Source material Start Marker

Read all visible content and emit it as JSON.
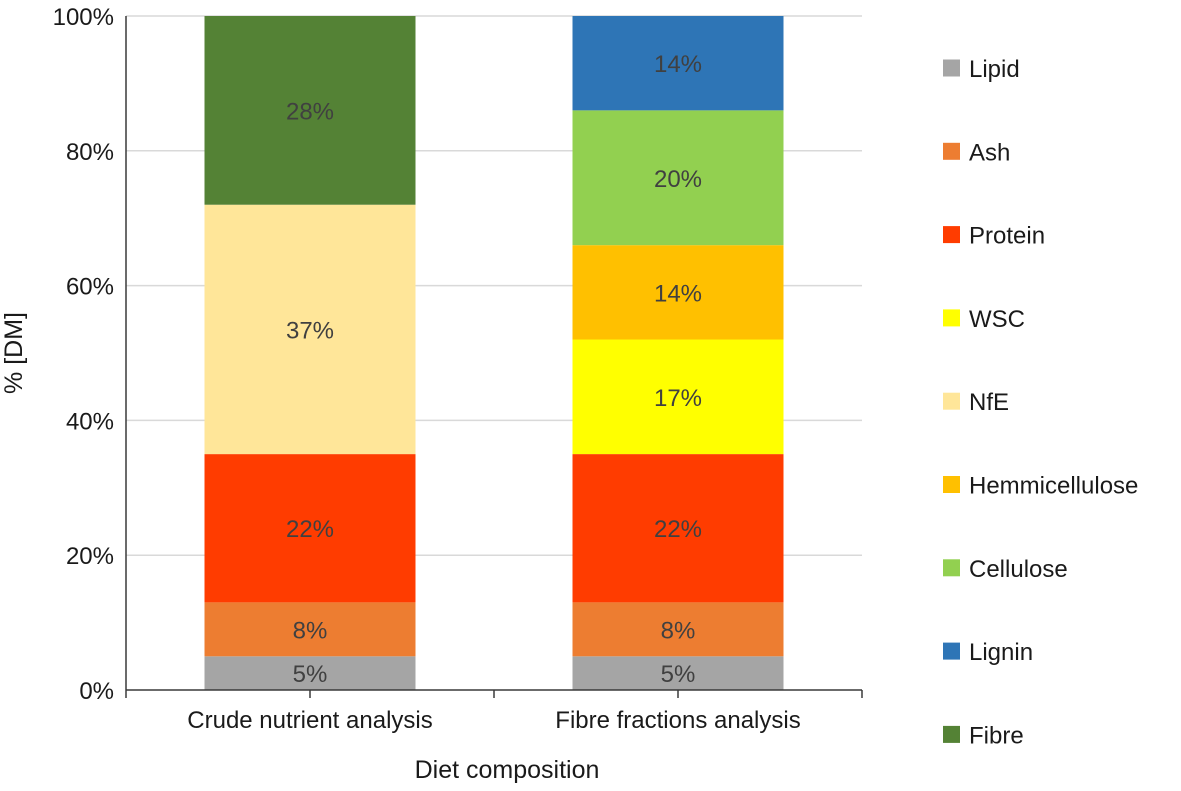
{
  "chart_data": {
    "type": "bar",
    "stacked": true,
    "title": "",
    "xlabel": "Diet composition",
    "ylabel": "% [DM]",
    "ylim": [
      0,
      100
    ],
    "yticks": [
      0,
      20,
      40,
      60,
      80,
      100
    ],
    "ytick_format": "percent",
    "grid": true,
    "legend_position": "right",
    "categories": [
      "Crude nutrient analysis",
      "Fibre fractions analysis"
    ],
    "series": [
      {
        "name": "Lipid",
        "color": "#a5a5a5",
        "values": [
          5,
          5
        ],
        "labels": [
          "5%",
          "5%"
        ]
      },
      {
        "name": "Ash",
        "color": "#ed7d31",
        "values": [
          8,
          8
        ],
        "labels": [
          "8%",
          "8%"
        ]
      },
      {
        "name": "Protein",
        "color": "#ff3c00",
        "values": [
          22,
          22
        ],
        "labels": [
          "22%",
          "22%"
        ]
      },
      {
        "name": "WSC",
        "color": "#ffff00",
        "values": [
          0,
          17
        ],
        "labels": [
          "",
          "17%"
        ]
      },
      {
        "name": "NfE",
        "color": "#ffe699",
        "values": [
          37,
          0
        ],
        "labels": [
          "37%",
          ""
        ]
      },
      {
        "name": "Hemmicellulose",
        "color": "#ffc000",
        "values": [
          0,
          14
        ],
        "labels": [
          "",
          "14%"
        ]
      },
      {
        "name": "Cellulose",
        "color": "#92d050",
        "values": [
          0,
          20
        ],
        "labels": [
          "",
          "20%"
        ]
      },
      {
        "name": "Lignin",
        "color": "#2e75b6",
        "values": [
          0,
          14
        ],
        "labels": [
          "",
          "14%"
        ]
      },
      {
        "name": "Fibre",
        "color": "#548235",
        "values": [
          28,
          0
        ],
        "labels": [
          "28%",
          ""
        ]
      }
    ]
  }
}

Source material End Marker

### Activity
Would you please repeat all the data word for word, but without the pictures?

### Solution
Read all visible content and emit it as JSON.
{
  "chart_data": {
    "type": "bar",
    "stacked": true,
    "title": "",
    "xlabel": "Diet composition",
    "ylabel": "% [DM]",
    "ylim": [
      0,
      100
    ],
    "yticks": [
      0,
      20,
      40,
      60,
      80,
      100
    ],
    "ytick_format": "percent",
    "grid": true,
    "legend_position": "right",
    "categories": [
      "Crude nutrient analysis",
      "Fibre fractions analysis"
    ],
    "series": [
      {
        "name": "Lipid",
        "color": "#a5a5a5",
        "values": [
          5,
          5
        ],
        "labels": [
          "5%",
          "5%"
        ]
      },
      {
        "name": "Ash",
        "color": "#ed7d31",
        "values": [
          8,
          8
        ],
        "labels": [
          "8%",
          "8%"
        ]
      },
      {
        "name": "Protein",
        "color": "#ff3c00",
        "values": [
          22,
          22
        ],
        "labels": [
          "22%",
          "22%"
        ]
      },
      {
        "name": "WSC",
        "color": "#ffff00",
        "values": [
          0,
          17
        ],
        "labels": [
          "",
          "17%"
        ]
      },
      {
        "name": "NfE",
        "color": "#ffe699",
        "values": [
          37,
          0
        ],
        "labels": [
          "37%",
          ""
        ]
      },
      {
        "name": "Hemmicellulose",
        "color": "#ffc000",
        "values": [
          0,
          14
        ],
        "labels": [
          "",
          "14%"
        ]
      },
      {
        "name": "Cellulose",
        "color": "#92d050",
        "values": [
          0,
          20
        ],
        "labels": [
          "",
          "20%"
        ]
      },
      {
        "name": "Lignin",
        "color": "#2e75b6",
        "values": [
          0,
          14
        ],
        "labels": [
          "",
          "14%"
        ]
      },
      {
        "name": "Fibre",
        "color": "#548235",
        "values": [
          28,
          0
        ],
        "labels": [
          "28%",
          ""
        ]
      }
    ]
  }
}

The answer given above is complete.